Set problem: Copy out all the records exactly.

○ ○ ○

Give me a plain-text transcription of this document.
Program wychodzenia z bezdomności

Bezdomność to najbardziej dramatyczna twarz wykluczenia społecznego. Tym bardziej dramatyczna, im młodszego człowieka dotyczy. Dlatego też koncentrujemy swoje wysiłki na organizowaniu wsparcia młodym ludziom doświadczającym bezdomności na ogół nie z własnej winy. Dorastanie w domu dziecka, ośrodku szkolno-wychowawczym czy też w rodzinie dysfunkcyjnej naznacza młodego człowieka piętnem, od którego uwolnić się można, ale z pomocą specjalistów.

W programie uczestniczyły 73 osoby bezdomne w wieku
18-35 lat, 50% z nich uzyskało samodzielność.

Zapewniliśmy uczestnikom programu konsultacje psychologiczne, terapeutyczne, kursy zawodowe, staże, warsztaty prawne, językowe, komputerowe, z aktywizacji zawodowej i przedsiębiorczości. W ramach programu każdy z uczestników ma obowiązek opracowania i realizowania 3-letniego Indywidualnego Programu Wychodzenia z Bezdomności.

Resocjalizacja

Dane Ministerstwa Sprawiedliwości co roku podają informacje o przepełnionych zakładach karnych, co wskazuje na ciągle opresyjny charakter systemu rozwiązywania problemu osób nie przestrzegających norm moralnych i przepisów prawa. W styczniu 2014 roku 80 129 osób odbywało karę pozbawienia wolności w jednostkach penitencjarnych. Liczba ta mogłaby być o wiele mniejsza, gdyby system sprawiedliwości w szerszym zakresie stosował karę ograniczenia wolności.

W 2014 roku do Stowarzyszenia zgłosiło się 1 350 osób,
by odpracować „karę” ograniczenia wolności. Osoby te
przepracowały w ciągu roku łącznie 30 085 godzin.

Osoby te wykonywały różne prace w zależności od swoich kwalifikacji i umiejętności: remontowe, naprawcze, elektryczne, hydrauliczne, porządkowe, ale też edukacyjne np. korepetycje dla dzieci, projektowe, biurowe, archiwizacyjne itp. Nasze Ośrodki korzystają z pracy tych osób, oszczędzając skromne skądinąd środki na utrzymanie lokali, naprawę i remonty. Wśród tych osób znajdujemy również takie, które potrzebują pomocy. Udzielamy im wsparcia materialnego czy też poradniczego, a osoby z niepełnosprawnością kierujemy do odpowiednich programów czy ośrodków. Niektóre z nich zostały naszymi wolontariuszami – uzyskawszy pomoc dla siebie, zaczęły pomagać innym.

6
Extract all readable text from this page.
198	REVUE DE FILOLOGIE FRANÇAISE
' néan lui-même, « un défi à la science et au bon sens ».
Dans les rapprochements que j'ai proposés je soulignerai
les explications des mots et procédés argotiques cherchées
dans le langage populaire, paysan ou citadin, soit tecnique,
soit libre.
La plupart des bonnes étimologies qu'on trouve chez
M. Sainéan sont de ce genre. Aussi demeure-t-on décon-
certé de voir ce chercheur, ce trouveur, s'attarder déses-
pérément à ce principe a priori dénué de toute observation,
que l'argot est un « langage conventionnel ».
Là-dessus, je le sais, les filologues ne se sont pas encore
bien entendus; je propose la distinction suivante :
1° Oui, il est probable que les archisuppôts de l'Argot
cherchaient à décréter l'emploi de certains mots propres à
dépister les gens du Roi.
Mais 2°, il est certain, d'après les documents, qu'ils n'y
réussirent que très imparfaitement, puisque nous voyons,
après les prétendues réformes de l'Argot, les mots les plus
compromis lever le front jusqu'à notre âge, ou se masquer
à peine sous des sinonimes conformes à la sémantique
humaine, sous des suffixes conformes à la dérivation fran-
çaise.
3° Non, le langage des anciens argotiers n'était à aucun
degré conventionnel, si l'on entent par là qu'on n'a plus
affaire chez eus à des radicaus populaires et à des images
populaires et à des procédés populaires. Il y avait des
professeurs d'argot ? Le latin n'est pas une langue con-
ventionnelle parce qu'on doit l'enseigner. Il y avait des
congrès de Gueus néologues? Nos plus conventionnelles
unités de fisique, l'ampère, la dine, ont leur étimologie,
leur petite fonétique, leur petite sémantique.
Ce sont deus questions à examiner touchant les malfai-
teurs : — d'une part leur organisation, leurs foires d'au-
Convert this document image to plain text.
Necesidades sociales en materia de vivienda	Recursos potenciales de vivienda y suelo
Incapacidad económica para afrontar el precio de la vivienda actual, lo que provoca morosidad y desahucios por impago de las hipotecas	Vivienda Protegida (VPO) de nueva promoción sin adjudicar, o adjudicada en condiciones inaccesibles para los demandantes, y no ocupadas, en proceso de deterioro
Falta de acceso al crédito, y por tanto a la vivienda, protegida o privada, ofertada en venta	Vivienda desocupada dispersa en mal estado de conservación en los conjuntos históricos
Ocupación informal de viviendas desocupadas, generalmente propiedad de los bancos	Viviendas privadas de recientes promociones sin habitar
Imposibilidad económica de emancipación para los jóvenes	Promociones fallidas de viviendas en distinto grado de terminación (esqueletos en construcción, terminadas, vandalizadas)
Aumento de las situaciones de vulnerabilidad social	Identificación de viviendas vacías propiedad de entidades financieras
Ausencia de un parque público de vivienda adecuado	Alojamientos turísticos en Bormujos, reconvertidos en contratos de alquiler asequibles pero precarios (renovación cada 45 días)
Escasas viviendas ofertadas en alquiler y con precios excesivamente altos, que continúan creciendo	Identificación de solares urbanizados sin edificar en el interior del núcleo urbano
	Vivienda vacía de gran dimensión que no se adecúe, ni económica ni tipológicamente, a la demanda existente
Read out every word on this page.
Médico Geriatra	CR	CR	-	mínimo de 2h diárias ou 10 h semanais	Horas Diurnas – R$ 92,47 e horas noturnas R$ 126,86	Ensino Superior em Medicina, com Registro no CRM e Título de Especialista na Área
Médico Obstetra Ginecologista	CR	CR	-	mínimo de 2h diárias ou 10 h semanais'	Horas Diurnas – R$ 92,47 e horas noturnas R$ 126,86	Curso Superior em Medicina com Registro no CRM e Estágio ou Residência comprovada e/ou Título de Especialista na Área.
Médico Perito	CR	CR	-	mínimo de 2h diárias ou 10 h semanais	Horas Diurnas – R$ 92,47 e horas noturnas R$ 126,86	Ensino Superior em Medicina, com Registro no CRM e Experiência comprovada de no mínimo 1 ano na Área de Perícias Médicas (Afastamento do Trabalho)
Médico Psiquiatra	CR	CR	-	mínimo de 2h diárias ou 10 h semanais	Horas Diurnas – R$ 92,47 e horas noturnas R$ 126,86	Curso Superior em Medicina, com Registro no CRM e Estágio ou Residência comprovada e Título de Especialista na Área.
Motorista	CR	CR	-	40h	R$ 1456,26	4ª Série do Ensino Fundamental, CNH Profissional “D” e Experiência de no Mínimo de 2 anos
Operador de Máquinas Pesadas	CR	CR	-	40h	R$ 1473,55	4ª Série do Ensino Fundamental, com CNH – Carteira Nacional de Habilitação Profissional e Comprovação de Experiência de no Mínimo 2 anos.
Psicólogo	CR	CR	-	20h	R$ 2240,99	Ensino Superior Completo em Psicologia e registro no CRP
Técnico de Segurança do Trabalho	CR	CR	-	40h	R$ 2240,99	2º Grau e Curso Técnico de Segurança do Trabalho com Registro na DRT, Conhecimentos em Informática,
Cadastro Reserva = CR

○ ○ ○

Written answer:
Give me a plain-text transcription of this document.
Program wychodzenia z bezdomności

Bezdomność to najbardziej dramatyczna twarz wykluczenia społecznego. Tym bardziej dramatyczna, im młodszego człowieka dotyczy. Dlatego też koncentrujemy swoje wysiłki na organizowaniu wsparcia młodym ludziom doświadczającym bezdomności na ogół nie z własnej winy. Dorastanie w domu dziecka, ośrodku szkolno-wychowawczym czy też w rodzinie dysfunkcyjnej naznacza młodego człowieka piętnem, od którego uwolnić się można, ale z pomocą specjalistów.

W programie uczestniczyły 73 osoby bezdomne w wieku
18-35 lat, 50% z nich uzyskało samodzielność.

Zapewniliśmy uczestnikom programu konsultacje psychologiczne, terapeutyczne, kursy zawodowe, staże, warsztaty prawne, językowe, komputerowe, z aktywizacji zawodowej i przedsiębiorczości. W ramach programu każdy z uczestników ma obowiązek opracowania i realizowania 3-letniego Indywidualnego Programu Wychodzenia z Bezdomności.

Resocjalizacja

Dane Ministerstwa Sprawiedliwości co roku podają informacje o przepełnionych zakładach karnych, co wskazuje na ciągle opresyjny charakter systemu rozwiązywania problemu osób nie przestrzegających norm moralnych i przepisów prawa. W styczniu 2014 roku 80 129 osób odbywało karę pozbawienia wolności w jednostkach penitencjarnych. Liczba ta mogłaby być o wiele mniejsza, gdyby system sprawiedliwości w szerszym zakresie stosował karę ograniczenia wolności.

W 2014 roku do Stowarzyszenia zgłosiło się 1 350 osób,
by odpracować „karę” ograniczenia wolności. Osoby te
przepracowały w ciągu roku łącznie 30 085 godzin.

Osoby te wykonywały różne prace w zależności od swoich kwalifikacji i umiejętności: remontowe, naprawcze, elektryczne, hydrauliczne, porządkowe, ale też edukacyjne np. korepetycje dla dzieci, projektowe, biurowe, archiwizacyjne itp. Nasze Ośrodki korzystają z pracy tych osób, oszczędzając skromne skądinąd środki na utrzymanie lokali, naprawę i remonty. Wśród tych osób znajdujemy również takie, które potrzebują pomocy. Udzielamy im wsparcia materialnego czy też poradniczego, a osoby z niepełnosprawnością kierujemy do odpowiednich programów czy ośrodków. Niektóre z nich zostały naszymi wolontariuszami – uzyskawszy pomoc dla siebie, zaczęły pomagać innym.

6
Extract all readable text from this page.
198	REVUE DE FILOLOGIE FRANÇAISE
' néan lui-même, « un défi à la science et au bon sens ».
Dans les rapprochements que j'ai proposés je soulignerai
les explications des mots et procédés argotiques cherchées
dans le langage populaire, paysan ou citadin, soit tecnique,
soit libre.
La plupart des bonnes étimologies qu'on trouve chez
M. Sainéan sont de ce genre. Aussi demeure-t-on décon-
certé de voir ce chercheur, ce trouveur, s'attarder déses-
pérément à ce principe a priori dénué de toute observation,
que l'argot est un « langage conventionnel ».
Là-dessus, je le sais, les filologues ne se sont pas encore
bien entendus; je propose la distinction suivante :
1° Oui, il est probable que les archisuppôts de l'Argot
cherchaient à décréter l'emploi de certains mots propres à
dépister les gens du Roi.
Mais 2°, il est certain, d'après les documents, qu'ils n'y
réussirent que très imparfaitement, puisque nous voyons,
après les prétendues réformes de l'Argot, les mots les plus
compromis lever le front jusqu'à notre âge, ou se masquer
à peine sous des sinonimes conformes à la sémantique
humaine, sous des suffixes conformes à la dérivation fran-
çaise.
3° Non, le langage des anciens argotiers n'était à aucun
degré conventionnel, si l'on entent par là qu'on n'a plus
affaire chez eus à des radicaus populaires et à des images
populaires et à des procédés populaires. Il y avait des
professeurs d'argot ? Le latin n'est pas une langue con-
ventionnelle parce qu'on doit l'enseigner. Il y avait des
congrès de Gueus néologues? Nos plus conventionnelles
unités de fisique, l'ampère, la dine, ont leur étimologie,
leur petite fonétique, leur petite sémantique.
Ce sont deus questions à examiner touchant les malfai-
teurs : — d'une part leur organisation, leurs foires d'au-
Convert this document image to plain text.
Necesidades sociales en materia de vivienda	Recursos potenciales de vivienda y suelo
Incapacidad económica para afrontar el precio de la vivienda actual, lo que provoca morosidad y desahucios por impago de las hipotecas	Vivienda Protegida (VPO) de nueva promoción sin adjudicar, o adjudicada en condiciones inaccesibles para los demandantes, y no ocupadas, en proceso de deterioro
Falta de acceso al crédito, y por tanto a la vivienda, protegida o privada, ofertada en venta	Vivienda desocupada dispersa en mal estado de conservación en los conjuntos históricos
Ocupación informal de viviendas desocupadas, generalmente propiedad de los bancos	Viviendas privadas de recientes promociones sin habitar
Imposibilidad económica de emancipación para los jóvenes	Promociones fallidas de viviendas en distinto grado de terminación (esqueletos en construcción, terminadas, vandalizadas)
Aumento de las situaciones de vulnerabilidad social	Identificación de viviendas vacías propiedad de entidades financieras
Ausencia de un parque público de vivienda adecuado	Alojamientos turísticos en Bormujos, reconvertidos en contratos de alquiler asequibles pero precarios (renovación cada 45 días)
Escasas viviendas ofertadas en alquiler y con precios excesivamente altos, que continúan creciendo	Identificación de solares urbanizados sin edificar en el interior del núcleo urbano
	Vivienda vacía de gran dimensión que no se adecúe, ni económica ni tipológicamente, a la demanda existente
Read out every word on this page.
Médico Geriatra	CR	CR	-	mínimo de 2h diárias ou 10 h semanais	Horas Diurnas – R$ 92,47 e horas noturnas R$ 126,86	Ensino Superior em Medicina, com Registro no CRM e Título de Especialista na Área
Médico Obstetra Ginecologista	CR	CR	-	mínimo de 2h diárias ou 10 h semanais'	Horas Diurnas – R$ 92,47 e horas noturnas R$ 126,86	Curso Superior em Medicina com Registro no CRM e Estágio ou Residência comprovada e/ou Título de Especialista na Área.
Médico Perito	CR	CR	-	mínimo de 2h diárias ou 10 h semanais	Horas Diurnas – R$ 92,47 e horas noturnas R$ 126,86	Ensino Superior em Medicina, com Registro no CRM e Experiência comprovada de no mínimo 1 ano na Área de Perícias Médicas (Afastamento do Trabalho)
Médico Psiquiatra	CR	CR	-	mínimo de 2h diárias ou 10 h semanais	Horas Diurnas – R$ 92,47 e horas noturnas R$ 126,86	Curso Superior em Medicina, com Registro no CRM e Estágio ou Residência comprovada e Título de Especialista na Área.
Motorista	CR	CR	-	40h	R$ 1456,26	4ª Série do Ensino Fundamental, CNH Profissional “D” e Experiência de no Mínimo de 2 anos
Operador de Máquinas Pesadas	CR	CR	-	40h	R$ 1473,55	4ª Série do Ensino Fundamental, com CNH – Carteira Nacional de Habilitação Profissional e Comprovação de Experiência de no Mínimo 2 anos.
Psicólogo	CR	CR	-	20h	R$ 2240,99	Ensino Superior Completo em Psicologia e registro no CRP
Técnico de Segurança do Trabalho	CR	CR	-	40h	R$ 2240,99	2º Grau e Curso Técnico de Segurança do Trabalho com Registro na DRT, Conhecimentos em Informática,
Cadastro Reserva = CR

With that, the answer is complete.